____ TESTO DA LEGGERE
Cass. pen. Sez. IV, Sent., (ud. 07-06-2011) 27-07-2011, n. 29948 Detenzione, spaccio, cessione, acquisto

Sentenza scelta dal dott. Domenico Cirasole direttore del sito giuridico http://www.gadit.it/

Svolgimento del processo

Il Tribunale di Catanzaro, con sentenza dell’11.01.2010, dichiarava Z.G.M. e Z.A. colpevoli del reato di coltivazione di sostanza stupefacente limitatamente a n. 200 piante di canapa indiana e, concesse le attenuanti generiche, applicata la riduzione per la scelta del rito, li condannava alla pena di anni tre di reclusione ed Euro 12.000 di multa ciascuno, oltre al pagamento delle spese processuali. Assolveva gli imputati dalla residua contestazione perchè il fatto non sussiste; confisca e distruzione delle piante di canapa indiana in sequestro.

I due imputati erano accusati del reato previsto e punito dal D.P.R. n. 309 del 1990, art. 73, per avere coltivato al fine di spaccio 1210 piante di canapa indiana di altezza variabile tra i 2 e i 3,5 metri.

Il Tribunale aveva ritenuto che, sebbene fosse stata dichiarata la nullità della campionatura ai sensi del R.D. 27 luglio 1934, n. 1265, art. 87, comma 2 (Tuls), 364 c.p.p., art. 178 c.p.p., lett. c) e art. 180 c.p.p., dovesse ritenersi provata la penale responsabilità degli imputati sulla base dei rilievi fotografici ritraenti la piantagione, del narcotest effettuato dai militari e delle tre piante del medesimo tipo in sequestro.
________
____ DATI FORNITI
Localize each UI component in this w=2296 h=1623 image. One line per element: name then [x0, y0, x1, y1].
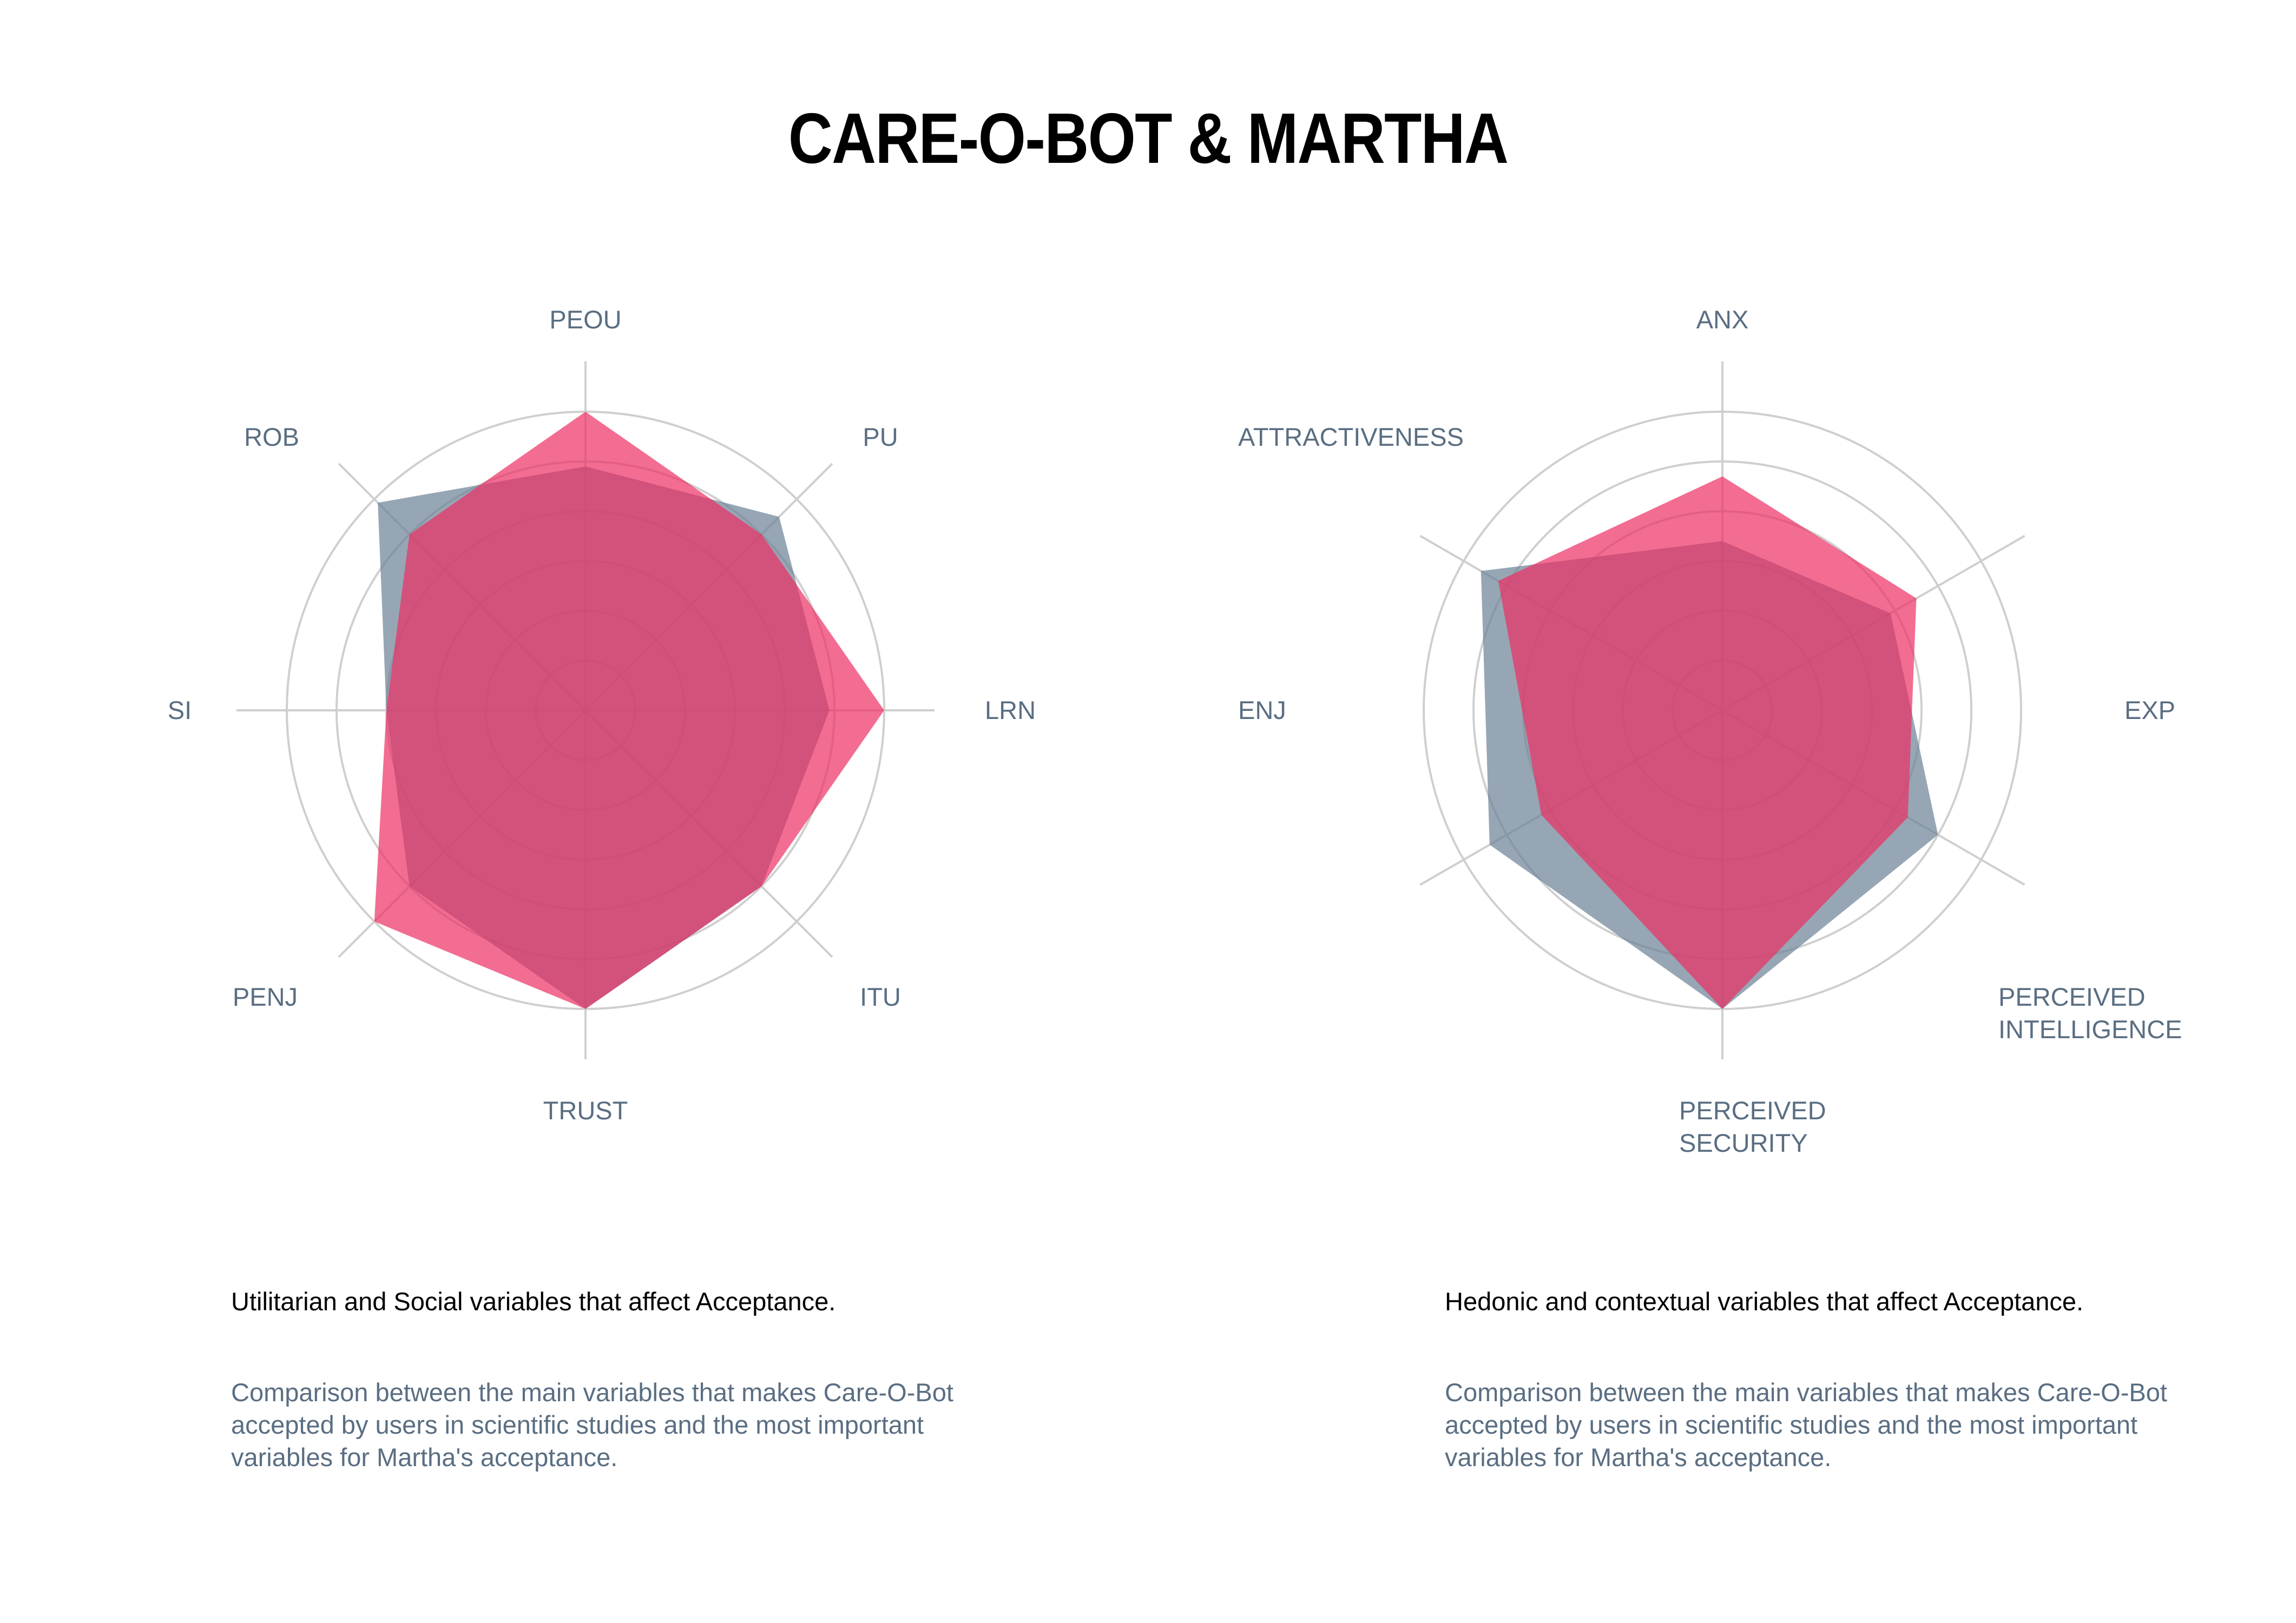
________
* [ESERCIZIO DA SVOLGERE]: Secondo la sentenza, a quale pena il Tribunale di Catanzaro condannò ciascuno dei due imputati? I dati costituiscono materiale a sé, distinto dalla sentenza.

* [SOLUZIONE PROPOSTA]: Alla pena di anni tre di reclusione ed Euro 12.000 di multa ciascuno, oltre al pagamento delle spese processuali.